* **Passage to read**:
Intended PCB Architecture
The supplied prompt requests four physical boards:
  1. Unit PCB A — Filter/Gain Daisy Seed controls and audio I/O interface
  2. Unit PCB B — Tensor Daisy Seed controls and internal audio chain
  3. Unit PCB C — Delay/Reverb Daisy Seed controls and audio output interface
  4. Power/Interconnect PCB — 9 V input, protection, 5 V regulator, USB panel jacks, and inter-unit stereo audio routing
Important implementation note: this Flux project currently represents one schematic/layout project. The cleanest execution path is to start with the shared power/interconnect PCB or one reusable unit PCB, then clone/fork for the remaining board variants as needed.
Enclosure and Mechanical Requirements
  • Enclosure: Hammond 1455Q2201 or close 1455-series equivalent, about 220 mm x 120 mm x 51 mm.
  • Unit PCB size: 90 mm x 70 mm, three boards side-by-side.
  • Power/interconnect PCB size: 90 mm x 40 mm.
  • Mounting holes: 4x M3, 3.2 mm diameter, copper-free keepout.
  • Board edge keepout: 5 mm.
  • Layer count: 2 layers, FR4, 1.6 mm, 1 oz copper.
  • Signal trace minimum: 0.3 mm.
  • Power trace minimum: 0.8 mm.

* **Written instruction 1**: In the PCB architecture text, what minimum width is specified for power traces?

Layout records
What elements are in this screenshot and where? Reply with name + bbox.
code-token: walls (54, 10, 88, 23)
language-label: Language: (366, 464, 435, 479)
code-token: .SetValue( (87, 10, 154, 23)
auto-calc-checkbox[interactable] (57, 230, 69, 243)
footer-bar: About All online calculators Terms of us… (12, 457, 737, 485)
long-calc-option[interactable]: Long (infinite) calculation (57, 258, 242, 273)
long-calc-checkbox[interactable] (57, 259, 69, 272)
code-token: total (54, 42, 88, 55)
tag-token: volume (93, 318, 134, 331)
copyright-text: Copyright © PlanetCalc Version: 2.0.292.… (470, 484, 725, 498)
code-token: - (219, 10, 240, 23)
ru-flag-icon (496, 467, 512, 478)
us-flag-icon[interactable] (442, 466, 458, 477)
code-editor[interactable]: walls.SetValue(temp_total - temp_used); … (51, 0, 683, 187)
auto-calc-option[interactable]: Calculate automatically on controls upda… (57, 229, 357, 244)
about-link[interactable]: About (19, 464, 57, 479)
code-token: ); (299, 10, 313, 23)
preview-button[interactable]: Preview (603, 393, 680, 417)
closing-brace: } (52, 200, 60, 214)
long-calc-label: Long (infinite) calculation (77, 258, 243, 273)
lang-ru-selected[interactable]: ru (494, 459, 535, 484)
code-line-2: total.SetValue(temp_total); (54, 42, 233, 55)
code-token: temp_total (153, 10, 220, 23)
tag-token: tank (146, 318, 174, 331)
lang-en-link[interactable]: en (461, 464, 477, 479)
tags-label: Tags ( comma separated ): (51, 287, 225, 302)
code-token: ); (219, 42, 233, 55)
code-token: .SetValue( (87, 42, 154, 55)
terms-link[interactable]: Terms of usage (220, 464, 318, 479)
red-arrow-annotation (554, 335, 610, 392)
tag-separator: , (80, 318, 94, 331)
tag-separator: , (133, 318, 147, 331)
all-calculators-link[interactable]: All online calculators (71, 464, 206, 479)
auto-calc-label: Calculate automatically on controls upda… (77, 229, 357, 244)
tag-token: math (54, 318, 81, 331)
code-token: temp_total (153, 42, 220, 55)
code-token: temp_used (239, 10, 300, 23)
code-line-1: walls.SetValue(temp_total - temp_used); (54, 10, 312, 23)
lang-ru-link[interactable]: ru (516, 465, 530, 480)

* **Written instruction 2**: Count how many lines of the layout records contain the string "option". Give only the number.

* **Correct result 1**: 0.8 mm

* **Correct result 2**: 2